DIRECTIVE
Read the records below and copy each line that contains "přec".

(Stored items)
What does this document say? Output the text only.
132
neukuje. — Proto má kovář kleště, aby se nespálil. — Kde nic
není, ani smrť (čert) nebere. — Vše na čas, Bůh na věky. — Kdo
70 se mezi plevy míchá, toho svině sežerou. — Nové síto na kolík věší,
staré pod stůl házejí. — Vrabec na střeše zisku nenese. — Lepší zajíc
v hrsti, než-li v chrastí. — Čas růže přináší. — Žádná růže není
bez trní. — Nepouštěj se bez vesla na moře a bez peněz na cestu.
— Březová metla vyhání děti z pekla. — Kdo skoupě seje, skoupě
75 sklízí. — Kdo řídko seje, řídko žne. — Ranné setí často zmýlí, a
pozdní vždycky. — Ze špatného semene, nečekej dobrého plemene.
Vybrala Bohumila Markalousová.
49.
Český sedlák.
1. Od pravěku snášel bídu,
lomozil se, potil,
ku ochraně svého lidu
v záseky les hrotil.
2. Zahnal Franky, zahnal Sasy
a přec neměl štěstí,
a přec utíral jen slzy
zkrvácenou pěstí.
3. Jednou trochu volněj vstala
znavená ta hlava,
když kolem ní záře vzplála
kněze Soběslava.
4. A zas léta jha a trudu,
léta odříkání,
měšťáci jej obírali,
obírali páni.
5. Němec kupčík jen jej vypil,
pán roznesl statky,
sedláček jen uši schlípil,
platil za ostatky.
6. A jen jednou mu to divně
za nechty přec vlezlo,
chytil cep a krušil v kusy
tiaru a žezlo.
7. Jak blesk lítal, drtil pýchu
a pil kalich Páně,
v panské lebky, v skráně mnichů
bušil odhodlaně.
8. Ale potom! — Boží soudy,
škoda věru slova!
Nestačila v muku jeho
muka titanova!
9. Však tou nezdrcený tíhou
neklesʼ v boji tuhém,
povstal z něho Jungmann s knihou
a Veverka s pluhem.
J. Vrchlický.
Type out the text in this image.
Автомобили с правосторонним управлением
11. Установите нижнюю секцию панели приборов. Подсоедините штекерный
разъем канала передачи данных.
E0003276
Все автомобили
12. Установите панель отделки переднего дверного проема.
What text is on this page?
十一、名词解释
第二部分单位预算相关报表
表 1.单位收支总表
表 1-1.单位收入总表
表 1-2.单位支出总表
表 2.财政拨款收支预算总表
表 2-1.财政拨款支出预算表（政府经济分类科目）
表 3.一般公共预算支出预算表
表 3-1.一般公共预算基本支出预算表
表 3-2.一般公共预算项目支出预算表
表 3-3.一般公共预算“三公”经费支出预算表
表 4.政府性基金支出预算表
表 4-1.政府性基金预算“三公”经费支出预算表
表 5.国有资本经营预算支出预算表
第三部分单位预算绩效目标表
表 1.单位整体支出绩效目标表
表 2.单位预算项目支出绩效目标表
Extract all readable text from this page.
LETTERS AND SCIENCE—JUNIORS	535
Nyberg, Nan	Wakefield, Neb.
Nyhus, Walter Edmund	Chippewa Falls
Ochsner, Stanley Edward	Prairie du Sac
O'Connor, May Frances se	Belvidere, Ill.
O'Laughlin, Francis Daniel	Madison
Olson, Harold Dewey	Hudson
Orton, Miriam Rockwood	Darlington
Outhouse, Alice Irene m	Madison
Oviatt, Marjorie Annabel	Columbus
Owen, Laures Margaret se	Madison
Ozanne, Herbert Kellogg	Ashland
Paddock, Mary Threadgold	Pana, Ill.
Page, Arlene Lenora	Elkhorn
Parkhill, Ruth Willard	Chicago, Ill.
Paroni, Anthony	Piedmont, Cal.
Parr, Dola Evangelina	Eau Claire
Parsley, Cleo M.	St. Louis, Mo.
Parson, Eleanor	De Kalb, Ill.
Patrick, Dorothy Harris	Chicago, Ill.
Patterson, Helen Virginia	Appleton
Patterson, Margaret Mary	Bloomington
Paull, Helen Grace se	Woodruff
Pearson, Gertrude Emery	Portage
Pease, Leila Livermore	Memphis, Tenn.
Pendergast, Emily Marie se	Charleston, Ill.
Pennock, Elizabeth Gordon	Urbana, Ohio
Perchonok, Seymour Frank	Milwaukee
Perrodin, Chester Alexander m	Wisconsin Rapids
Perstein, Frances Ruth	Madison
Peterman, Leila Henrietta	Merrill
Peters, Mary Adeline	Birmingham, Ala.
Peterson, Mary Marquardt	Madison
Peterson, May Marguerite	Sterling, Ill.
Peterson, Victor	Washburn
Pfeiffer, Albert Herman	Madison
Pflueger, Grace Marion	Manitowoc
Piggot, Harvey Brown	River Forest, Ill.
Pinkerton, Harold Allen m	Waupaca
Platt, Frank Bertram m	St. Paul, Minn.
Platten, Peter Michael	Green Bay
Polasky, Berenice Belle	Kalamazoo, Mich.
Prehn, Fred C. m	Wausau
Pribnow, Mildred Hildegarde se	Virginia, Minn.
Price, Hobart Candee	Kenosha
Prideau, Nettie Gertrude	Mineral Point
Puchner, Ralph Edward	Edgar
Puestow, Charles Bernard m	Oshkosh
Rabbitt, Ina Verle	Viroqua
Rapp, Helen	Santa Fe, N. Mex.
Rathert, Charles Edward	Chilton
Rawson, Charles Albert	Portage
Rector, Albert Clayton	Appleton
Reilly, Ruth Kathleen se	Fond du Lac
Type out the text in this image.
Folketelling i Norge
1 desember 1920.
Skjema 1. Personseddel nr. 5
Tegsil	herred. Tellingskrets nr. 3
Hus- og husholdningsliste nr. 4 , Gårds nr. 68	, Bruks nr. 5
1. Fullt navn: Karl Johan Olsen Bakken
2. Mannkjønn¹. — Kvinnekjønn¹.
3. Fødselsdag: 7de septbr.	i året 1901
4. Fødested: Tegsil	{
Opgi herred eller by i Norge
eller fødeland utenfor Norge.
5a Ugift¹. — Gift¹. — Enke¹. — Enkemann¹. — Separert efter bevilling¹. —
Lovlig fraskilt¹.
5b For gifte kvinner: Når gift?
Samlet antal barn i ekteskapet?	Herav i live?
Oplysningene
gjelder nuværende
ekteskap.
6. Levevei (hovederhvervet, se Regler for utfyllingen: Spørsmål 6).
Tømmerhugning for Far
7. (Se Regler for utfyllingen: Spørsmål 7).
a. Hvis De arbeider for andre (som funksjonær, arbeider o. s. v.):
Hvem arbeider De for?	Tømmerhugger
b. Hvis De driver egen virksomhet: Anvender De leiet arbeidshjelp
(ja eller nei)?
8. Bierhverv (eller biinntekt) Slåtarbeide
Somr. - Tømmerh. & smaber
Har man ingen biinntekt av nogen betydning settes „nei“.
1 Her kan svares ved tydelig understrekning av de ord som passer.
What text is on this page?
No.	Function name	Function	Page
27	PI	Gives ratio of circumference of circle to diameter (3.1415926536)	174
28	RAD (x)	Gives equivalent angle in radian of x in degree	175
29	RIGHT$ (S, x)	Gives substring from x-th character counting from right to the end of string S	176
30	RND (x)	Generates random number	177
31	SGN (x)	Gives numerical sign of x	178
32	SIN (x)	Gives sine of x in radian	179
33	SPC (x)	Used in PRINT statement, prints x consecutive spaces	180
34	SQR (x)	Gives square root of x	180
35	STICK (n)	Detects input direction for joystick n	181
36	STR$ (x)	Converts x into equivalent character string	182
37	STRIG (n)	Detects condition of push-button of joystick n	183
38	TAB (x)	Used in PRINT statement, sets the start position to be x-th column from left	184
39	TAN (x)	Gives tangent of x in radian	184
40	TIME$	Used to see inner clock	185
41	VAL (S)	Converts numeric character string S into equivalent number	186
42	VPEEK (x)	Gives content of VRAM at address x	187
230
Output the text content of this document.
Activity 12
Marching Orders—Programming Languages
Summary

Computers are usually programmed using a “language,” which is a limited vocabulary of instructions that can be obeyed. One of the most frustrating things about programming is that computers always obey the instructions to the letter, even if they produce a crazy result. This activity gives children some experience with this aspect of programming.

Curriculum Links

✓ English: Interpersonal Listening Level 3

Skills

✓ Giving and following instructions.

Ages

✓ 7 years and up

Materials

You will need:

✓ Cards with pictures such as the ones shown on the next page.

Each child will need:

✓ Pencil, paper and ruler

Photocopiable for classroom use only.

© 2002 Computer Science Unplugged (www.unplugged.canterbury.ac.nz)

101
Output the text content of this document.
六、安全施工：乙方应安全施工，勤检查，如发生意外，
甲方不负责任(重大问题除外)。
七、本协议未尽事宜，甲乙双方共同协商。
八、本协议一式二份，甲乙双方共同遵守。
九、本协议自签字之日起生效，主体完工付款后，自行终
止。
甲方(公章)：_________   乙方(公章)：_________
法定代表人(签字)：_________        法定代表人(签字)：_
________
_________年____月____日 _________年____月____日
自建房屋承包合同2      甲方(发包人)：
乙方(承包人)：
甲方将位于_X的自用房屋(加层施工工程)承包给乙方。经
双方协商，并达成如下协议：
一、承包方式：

FULL SOLUTION
a přec neměl štěstí,
a přec utíral jen slzy
za nechty přec vlezlo,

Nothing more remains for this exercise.